TEXTO FORNECIDO:
No geral, Endless Legend é uma aposta segura e uma sólida adição ao panorama dos 4X. Distinto e com uma identidade muito própria e demarcada, é uma alternativa muito interessante a Beyond Earth. Se não gostarem de ficção científica (por algum motivo que me escapa), mas adorarem fantasia.
Infelizmente agora que terminei está na altura de falarmos sobre o Elefante ali na sala… o jogo estatela-se. Com frequência. Sensivelmente a cada 10 ou 20 turnos no momento de passagem do turno surgia-me uma mensagem de erro, com botões para continuar ou sair. Foleiro, mas se posso continuar a jogar, então sem stress. Feliz e contente da vida lá “pagava o imposto” do erro, de tempos a tempos. Mas inevitavelmente havia uma das vezes que o erro ia surgir e o jogo simplesmente estatelava-se para o ambiente de trabalho, e enviava um relatório aos criadores. Não! Não num título que já se encontra para venda. Não num título que custa 32€ no Steam. Nem pensar. Tudo bem que o jogo gosta de autosaves e nunca perdi sequer um turno de progresso ao reiniciar o jogo. Mas não tenho de estar constantemente a fazê-lo.
O melhor: os visuais do mapa, a diversidade de culturas principais e secundárias, o flavour que permeia o mundo. O sistema de combate simplesmente brilhante.
O pior: a instabilidade e os erros que forçavam à repetição de algumas acções e constante reiniciar do jogo, o interface demasiado funcional e pouco estético em alguns menus.

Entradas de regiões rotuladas

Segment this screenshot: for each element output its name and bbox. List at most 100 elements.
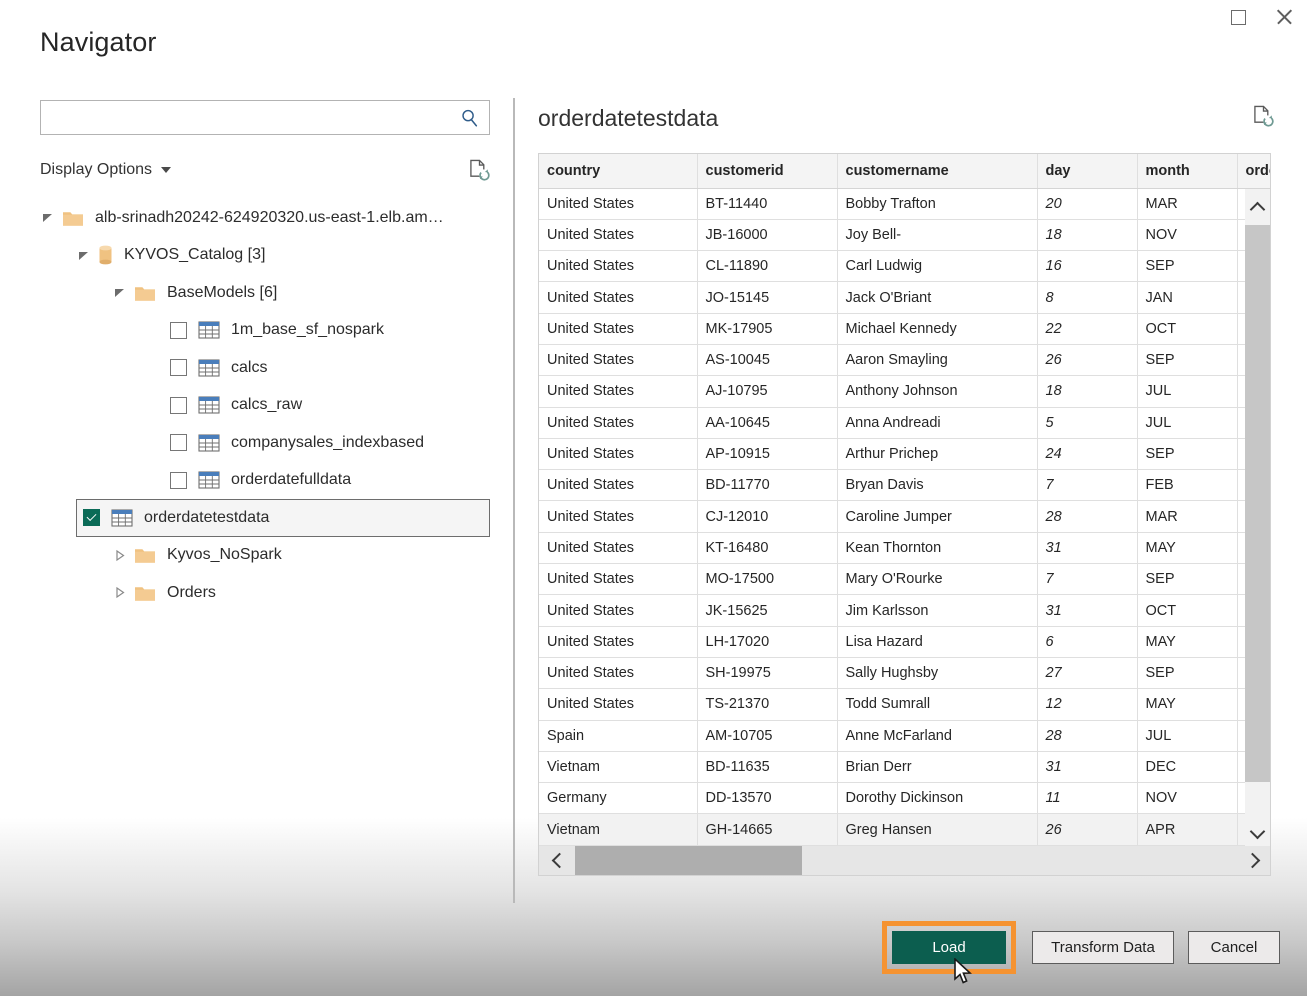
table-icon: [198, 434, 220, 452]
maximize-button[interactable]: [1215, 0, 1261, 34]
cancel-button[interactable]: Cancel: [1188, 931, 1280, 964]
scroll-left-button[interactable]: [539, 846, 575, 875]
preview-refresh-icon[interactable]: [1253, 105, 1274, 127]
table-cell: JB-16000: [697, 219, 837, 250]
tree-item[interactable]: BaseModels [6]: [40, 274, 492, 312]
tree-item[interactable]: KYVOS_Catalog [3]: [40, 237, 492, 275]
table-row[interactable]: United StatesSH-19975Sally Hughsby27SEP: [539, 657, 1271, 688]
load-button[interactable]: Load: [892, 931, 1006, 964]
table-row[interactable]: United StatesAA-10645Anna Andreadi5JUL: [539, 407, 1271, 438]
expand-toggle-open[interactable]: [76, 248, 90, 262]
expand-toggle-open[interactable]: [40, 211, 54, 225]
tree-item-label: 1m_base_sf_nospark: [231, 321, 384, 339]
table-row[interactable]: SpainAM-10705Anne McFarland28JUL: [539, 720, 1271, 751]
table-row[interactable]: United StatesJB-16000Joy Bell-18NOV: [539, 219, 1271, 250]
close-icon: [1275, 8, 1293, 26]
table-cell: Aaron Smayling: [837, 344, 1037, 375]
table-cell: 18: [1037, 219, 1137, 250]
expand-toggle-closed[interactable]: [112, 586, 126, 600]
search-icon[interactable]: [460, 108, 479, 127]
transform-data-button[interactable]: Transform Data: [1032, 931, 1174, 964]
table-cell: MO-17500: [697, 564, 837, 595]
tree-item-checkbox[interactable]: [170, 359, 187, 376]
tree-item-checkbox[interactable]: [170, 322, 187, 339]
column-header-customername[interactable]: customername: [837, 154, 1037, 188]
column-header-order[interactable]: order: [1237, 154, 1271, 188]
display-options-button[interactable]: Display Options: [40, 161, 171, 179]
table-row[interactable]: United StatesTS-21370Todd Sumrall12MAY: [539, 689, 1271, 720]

EXERCÍCIOS:
[a] Imprima o texto sobre Endless Legend na íntegra, sem qualquer alteração.
[b] Apresente, por favor, sem alterações, as linhas dos registos que começam na linha com "table-icon: [198, 434, 220, 452]" e seguem até à linha com "load-button[interactable]: Load: [892, 931, 1006, 964]", ambas incluídas.

LISTA DE RESPOSTAS:
[a]
No geral, Endless Legend é uma aposta segura e uma sólida adição ao panorama dos 4X. Distinto e com uma identidade muito própria e demarcada, é uma alternativa muito interessante a Beyond Earth. Se não gostarem de ficção científica (por algum motivo que me escapa), mas adorarem fantasia.
Infelizmente agora que terminei está na altura de falarmos sobre o Elefante ali na sala… o jogo estatela-se. Com frequência. Sensivelmente a cada 10 ou 20 turnos no momento de passagem do turno surgia-me uma mensagem de erro, com botões para continuar ou sair. Foleiro, mas se posso continuar a jogar, então sem stress. Feliz e contente da vida lá “pagava o imposto” do erro, de tempos a tempos. Mas inevitavelmente havia uma das vezes que o erro ia surgir e o jogo simplesmente estatelava-se para o ambiente de trabalho, e enviava um relatório aos criadores. Não! Não num título que já se encontra para venda. Não num título que custa 32€ no Steam. Nem pensar. Tudo bem que o jogo gosta de autosaves e nunca perdi sequer um turno de progresso ao reiniciar o jogo. Mas não tenho de estar constantemente a fazê-lo.
O melhor: os visuais do mapa, a diversidade de culturas principais e secundárias, o flavour que permeia o mundo. O sistema de combate simplesmente brilhante.
O pior: a instabilidade e os erros que forçavam à repetição de algumas acções e constante reiniciar do jogo, o interface demasiado funcional e pouco estético em alguns menus.

[b]
table-icon: [198, 434, 220, 452]
maximize-button[interactable]: [1215, 0, 1261, 34]
cancel-button[interactable]: Cancel: [1188, 931, 1280, 964]
scroll-left-button[interactable]: [539, 846, 575, 875]
preview-refresh-icon[interactable]: [1253, 105, 1274, 127]
table-cell: JB-16000: [697, 219, 837, 250]
tree-item[interactable]: BaseModels [6]: [40, 274, 492, 312]
tree-item[interactable]: KYVOS_Catalog [3]: [40, 237, 492, 275]
table-row[interactable]: United StatesSH-19975Sally Hughsby27SEP: [539, 657, 1271, 688]
load-button[interactable]: Load: [892, 931, 1006, 964]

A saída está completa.